▶

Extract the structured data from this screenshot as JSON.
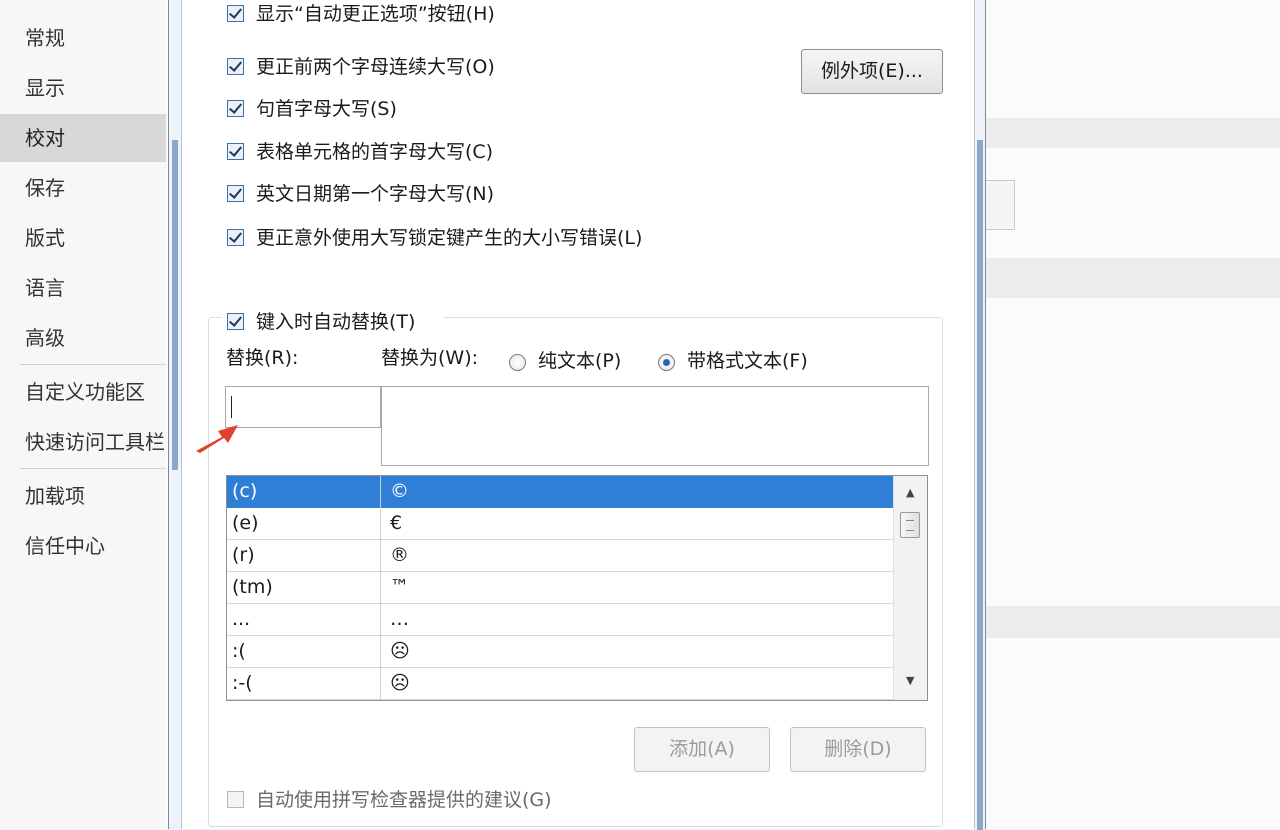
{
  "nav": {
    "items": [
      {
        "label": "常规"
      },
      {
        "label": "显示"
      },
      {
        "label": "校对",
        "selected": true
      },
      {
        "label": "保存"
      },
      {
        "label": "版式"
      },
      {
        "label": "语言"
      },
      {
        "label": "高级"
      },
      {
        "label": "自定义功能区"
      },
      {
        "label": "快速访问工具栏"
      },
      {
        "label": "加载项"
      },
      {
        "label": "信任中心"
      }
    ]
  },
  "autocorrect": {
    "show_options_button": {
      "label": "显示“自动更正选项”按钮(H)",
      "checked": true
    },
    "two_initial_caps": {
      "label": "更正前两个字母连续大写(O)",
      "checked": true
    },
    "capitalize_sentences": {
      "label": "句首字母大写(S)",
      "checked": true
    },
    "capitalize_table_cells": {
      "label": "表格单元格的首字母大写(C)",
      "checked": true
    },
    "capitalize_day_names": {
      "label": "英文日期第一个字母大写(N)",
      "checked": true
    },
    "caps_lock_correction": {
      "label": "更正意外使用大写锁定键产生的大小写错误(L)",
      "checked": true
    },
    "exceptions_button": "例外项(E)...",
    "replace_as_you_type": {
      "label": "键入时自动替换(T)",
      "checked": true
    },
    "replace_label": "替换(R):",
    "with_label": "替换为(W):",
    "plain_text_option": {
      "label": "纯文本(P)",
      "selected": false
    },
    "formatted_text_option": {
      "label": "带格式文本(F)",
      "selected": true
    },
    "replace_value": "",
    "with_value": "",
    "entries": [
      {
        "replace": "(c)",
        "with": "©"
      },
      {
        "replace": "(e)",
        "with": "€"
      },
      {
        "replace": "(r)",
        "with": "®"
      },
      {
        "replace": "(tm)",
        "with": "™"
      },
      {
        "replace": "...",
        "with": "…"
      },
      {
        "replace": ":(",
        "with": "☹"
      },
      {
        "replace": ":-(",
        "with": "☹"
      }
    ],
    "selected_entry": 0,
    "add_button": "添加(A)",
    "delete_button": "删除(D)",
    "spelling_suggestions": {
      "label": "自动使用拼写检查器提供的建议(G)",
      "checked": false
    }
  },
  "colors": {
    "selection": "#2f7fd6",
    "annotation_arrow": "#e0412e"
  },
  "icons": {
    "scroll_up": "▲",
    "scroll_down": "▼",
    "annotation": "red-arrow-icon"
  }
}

◀
▶

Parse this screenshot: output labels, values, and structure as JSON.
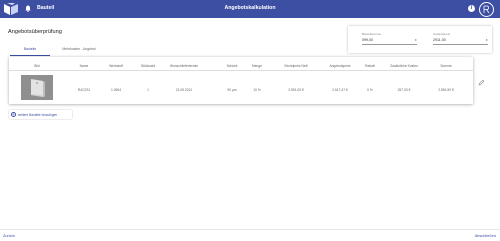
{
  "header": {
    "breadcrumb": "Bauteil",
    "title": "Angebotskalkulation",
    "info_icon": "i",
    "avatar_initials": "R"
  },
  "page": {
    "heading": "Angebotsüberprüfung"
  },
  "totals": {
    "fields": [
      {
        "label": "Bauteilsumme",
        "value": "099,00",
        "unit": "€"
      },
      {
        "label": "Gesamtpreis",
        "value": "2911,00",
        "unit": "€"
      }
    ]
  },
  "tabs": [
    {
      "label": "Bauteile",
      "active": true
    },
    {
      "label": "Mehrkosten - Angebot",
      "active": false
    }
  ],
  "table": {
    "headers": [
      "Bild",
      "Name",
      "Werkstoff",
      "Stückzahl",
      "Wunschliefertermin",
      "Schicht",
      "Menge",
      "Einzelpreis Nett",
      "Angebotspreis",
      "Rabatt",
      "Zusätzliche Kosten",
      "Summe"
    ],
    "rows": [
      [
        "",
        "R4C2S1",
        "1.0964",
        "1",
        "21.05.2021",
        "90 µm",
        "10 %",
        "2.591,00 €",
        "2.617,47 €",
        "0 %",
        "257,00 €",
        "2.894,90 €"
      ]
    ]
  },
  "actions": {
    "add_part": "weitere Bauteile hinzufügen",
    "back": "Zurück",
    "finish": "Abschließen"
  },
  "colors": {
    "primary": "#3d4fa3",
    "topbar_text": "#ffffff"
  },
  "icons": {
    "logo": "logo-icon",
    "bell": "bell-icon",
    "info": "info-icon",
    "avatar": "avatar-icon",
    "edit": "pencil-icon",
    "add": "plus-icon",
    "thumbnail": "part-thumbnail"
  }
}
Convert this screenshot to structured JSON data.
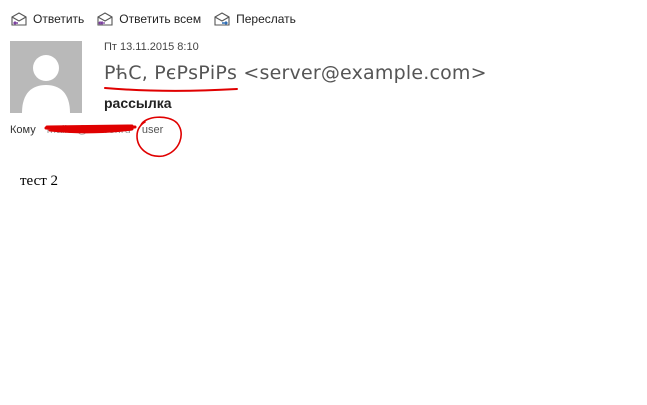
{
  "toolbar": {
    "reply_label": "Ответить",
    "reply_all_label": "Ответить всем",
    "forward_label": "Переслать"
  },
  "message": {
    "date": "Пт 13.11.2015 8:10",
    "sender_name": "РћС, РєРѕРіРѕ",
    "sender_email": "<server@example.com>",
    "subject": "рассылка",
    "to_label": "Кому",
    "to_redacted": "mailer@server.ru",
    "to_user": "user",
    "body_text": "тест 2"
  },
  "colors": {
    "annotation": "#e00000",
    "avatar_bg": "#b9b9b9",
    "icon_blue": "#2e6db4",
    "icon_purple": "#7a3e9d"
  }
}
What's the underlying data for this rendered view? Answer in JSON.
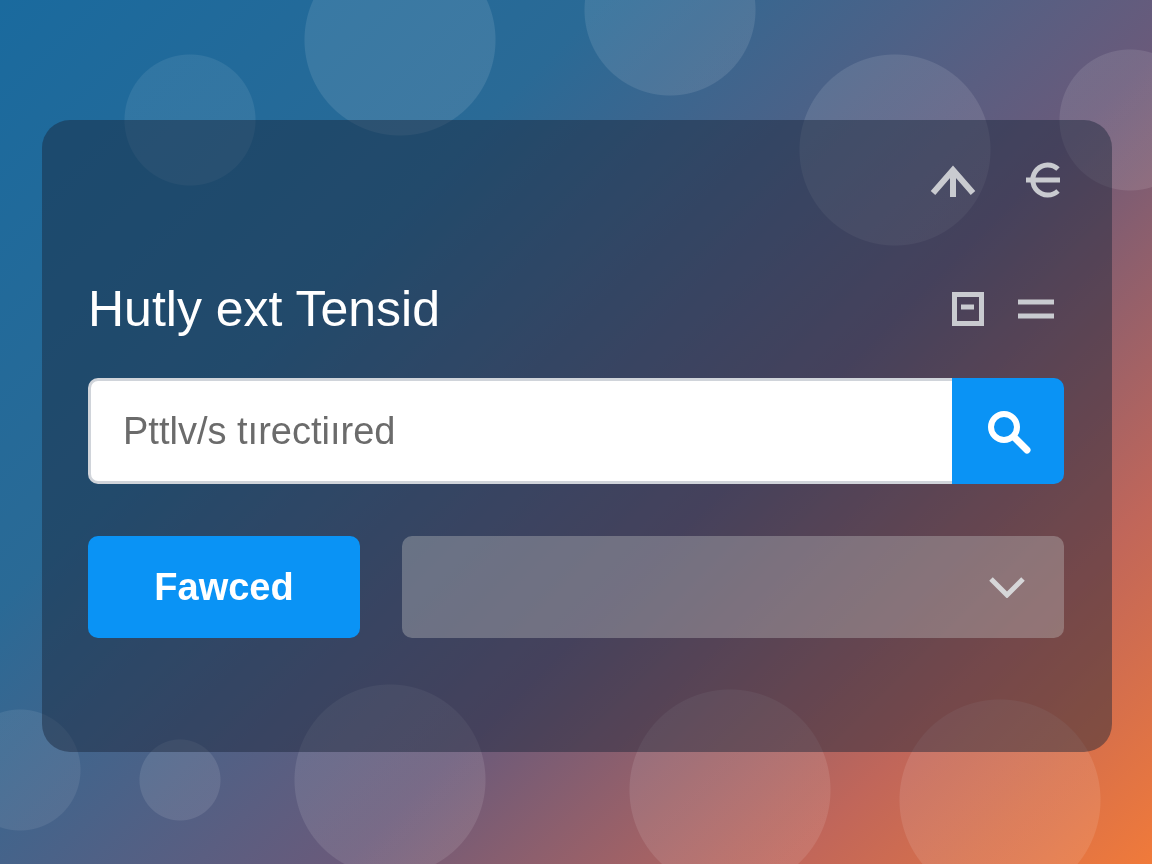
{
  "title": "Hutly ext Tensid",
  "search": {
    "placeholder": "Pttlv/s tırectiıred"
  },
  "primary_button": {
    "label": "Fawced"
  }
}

◀

Set problem: Gather each line holding the string "JSON".

Final result:
Extract the structured data from this screenshot as JSON.
Parse this screenshot: output labels, values, and structure as JSON.
Convert this screenshot to structured JSON data.
What's the underlying data for this rendered view? Answer in JSON.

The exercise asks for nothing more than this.